Stated exercise => Copy out each line of the material in which the word "débilmente" appears.

Recorded data

_ _ _ _

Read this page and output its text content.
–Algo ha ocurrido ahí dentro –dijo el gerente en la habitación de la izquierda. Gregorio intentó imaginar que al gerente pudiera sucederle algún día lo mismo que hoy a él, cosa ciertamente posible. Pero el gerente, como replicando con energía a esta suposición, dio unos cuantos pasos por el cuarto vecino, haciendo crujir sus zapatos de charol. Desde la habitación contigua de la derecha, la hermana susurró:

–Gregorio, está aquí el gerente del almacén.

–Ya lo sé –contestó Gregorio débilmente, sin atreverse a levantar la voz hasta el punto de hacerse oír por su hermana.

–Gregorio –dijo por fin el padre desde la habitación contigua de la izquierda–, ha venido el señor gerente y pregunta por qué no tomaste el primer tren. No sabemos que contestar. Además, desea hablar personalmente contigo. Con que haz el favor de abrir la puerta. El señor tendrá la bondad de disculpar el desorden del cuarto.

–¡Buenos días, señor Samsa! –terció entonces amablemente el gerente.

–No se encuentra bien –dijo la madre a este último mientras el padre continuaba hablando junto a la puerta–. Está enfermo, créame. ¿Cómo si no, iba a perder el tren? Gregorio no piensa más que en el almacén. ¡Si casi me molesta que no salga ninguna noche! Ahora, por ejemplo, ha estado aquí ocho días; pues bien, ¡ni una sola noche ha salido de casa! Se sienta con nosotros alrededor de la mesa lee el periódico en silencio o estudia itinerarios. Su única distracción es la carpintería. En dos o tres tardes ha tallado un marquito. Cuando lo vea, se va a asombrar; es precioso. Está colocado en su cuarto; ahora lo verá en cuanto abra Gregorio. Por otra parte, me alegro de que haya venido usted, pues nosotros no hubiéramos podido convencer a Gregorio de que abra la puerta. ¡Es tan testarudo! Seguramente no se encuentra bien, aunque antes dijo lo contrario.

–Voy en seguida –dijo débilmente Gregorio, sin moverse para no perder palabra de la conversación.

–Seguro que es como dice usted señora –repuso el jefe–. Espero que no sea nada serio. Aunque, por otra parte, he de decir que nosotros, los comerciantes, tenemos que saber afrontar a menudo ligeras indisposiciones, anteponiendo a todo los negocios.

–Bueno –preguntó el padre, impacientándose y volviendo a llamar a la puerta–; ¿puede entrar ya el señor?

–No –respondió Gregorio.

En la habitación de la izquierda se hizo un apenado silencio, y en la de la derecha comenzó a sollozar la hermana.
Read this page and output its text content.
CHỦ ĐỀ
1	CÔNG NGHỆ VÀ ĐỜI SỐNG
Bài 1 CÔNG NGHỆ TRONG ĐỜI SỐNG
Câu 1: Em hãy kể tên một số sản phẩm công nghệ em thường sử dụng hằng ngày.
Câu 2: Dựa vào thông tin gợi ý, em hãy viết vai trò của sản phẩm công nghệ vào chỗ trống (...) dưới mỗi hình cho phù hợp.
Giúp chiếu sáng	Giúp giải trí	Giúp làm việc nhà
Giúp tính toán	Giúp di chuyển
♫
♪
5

_ _ _ _

Answer to the task =>
–Ya lo sé –contestó Gregorio débilmente, sin atreverse a levantar la voz hasta el punto de hacerse oír por su hermana.
–Voy en seguida –dijo débilmente Gregorio, sin moverse para no perder palabra de la conversación.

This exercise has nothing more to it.